In the lead up to Waldemar Kolbusz’ April/May exhibition, Love is Back, we took some time out to catch up with him on zoom, to chat and see some of his works in progress in his Perth studio. We thought you might like to see them too.
GS: Hi from afar Waldemar! While we can’t visit your studio in person, we’d like to understand the environment in which you work. Tell us about your studio space, the space you call KolbuszSpace.
WK : KolbuszSpace was built in 2019 in a former inner-city industrial precinct of Perth, to be a multi-purpose studio, gallery and project space under my direction.
Previously I had mainly worked from home studios, but I felt I wanted more community involvement and to help energise positive outcomes for emerging artists with a regular monthly program of exhibitions. Moving across into mentoring and curating has advanced my own practice – I am taking more risks and considering whether I care about how my work might fit in a broader context.
GS: We all know that 2020 and 2021 have been hard years for some, but your upcoming show Love is Back appears to be full of optimism and the statement conjures a sense of relief. Is that true and why did you give your show this title?
WK: I am interested in my actual experience of something and then the human ideal experience of that something and how we ping between the two.
Am I so coloured by the marketed potential, that I willingly give in to it at the expense of my lived experience? I think about the loss of integrity, even the loss of identity if we can’t be sure our feelings are our own anymore. Love is Back is about reclaiming a tighter hold on those.
GS: Swimming pools, palm trees and rich palettes dominate this work, and I wonder if the works are observations or comments on unattainable idealism. What do you want us to consider when looking at these works?

LIST OF TASKS:
(A) According to the interview, in what year was KolbuszSpace built?
(B) Please copy out the part of the interview that begins at the words "Am I so coloured" and stops after "hold on those.".

GIVEN INFORMATION:
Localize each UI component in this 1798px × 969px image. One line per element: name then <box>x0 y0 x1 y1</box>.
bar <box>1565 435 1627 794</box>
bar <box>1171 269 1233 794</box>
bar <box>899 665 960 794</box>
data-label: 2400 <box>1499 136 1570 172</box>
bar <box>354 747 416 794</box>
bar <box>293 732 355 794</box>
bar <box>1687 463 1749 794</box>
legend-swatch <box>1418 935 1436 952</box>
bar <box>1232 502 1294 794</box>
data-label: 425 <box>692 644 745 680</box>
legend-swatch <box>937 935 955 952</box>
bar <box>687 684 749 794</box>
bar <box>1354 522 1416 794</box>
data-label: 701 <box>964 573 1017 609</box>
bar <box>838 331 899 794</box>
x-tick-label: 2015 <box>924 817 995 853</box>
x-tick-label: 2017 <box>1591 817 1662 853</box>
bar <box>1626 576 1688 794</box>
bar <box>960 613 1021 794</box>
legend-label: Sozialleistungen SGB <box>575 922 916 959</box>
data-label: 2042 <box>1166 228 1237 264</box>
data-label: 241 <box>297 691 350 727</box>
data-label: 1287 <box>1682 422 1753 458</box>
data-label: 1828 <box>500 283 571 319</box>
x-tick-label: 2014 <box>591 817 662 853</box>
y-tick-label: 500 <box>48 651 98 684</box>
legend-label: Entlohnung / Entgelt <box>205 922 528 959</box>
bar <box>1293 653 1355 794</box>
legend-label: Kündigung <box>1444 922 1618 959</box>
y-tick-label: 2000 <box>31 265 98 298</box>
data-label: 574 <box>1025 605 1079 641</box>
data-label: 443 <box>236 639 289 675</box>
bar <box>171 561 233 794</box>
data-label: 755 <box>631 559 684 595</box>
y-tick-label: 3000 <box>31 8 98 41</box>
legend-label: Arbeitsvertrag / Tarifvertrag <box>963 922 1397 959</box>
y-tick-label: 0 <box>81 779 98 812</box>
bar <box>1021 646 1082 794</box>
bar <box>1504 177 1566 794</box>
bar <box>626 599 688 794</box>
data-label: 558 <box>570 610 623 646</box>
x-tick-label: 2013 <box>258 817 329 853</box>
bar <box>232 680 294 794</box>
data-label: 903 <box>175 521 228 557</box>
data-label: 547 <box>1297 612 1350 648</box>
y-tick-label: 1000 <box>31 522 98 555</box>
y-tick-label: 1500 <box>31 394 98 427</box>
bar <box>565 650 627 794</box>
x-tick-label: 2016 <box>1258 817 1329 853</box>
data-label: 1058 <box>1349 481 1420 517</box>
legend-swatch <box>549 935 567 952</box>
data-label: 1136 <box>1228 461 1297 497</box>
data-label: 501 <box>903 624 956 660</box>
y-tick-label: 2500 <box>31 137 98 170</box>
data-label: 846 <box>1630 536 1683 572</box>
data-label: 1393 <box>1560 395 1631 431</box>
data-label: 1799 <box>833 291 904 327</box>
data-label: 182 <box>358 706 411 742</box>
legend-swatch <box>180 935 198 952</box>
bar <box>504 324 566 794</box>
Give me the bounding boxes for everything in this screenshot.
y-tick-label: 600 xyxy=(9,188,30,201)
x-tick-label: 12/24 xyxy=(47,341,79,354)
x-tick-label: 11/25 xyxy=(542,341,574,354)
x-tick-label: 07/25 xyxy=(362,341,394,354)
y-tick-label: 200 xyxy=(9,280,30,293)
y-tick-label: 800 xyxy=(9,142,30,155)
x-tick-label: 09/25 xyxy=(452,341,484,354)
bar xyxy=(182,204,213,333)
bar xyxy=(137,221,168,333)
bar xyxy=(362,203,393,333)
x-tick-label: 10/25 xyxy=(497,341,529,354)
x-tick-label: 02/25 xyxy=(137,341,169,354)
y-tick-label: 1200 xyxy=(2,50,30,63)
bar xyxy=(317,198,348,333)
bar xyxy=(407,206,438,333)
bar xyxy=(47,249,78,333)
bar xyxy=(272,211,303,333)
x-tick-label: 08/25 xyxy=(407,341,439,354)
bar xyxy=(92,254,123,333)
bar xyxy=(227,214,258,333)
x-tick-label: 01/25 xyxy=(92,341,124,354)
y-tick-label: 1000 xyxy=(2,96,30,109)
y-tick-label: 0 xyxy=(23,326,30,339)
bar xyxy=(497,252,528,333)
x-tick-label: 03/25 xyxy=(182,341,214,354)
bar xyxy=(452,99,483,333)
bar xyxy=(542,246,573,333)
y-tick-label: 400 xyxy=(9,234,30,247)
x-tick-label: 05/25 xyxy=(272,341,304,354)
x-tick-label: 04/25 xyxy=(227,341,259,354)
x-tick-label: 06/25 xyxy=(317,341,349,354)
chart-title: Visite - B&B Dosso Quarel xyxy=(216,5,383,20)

ANSWERS BELOW:
(A) In 2019.

(B)
Am I so coloured by the marketed potential, that I willingly give in to it at the expense of my lived experience? I think about the loss of integrity, even the loss of identity if we can’t be sure our feelings are our own anymore. Love is Back is about reclaiming a tighter hold on those.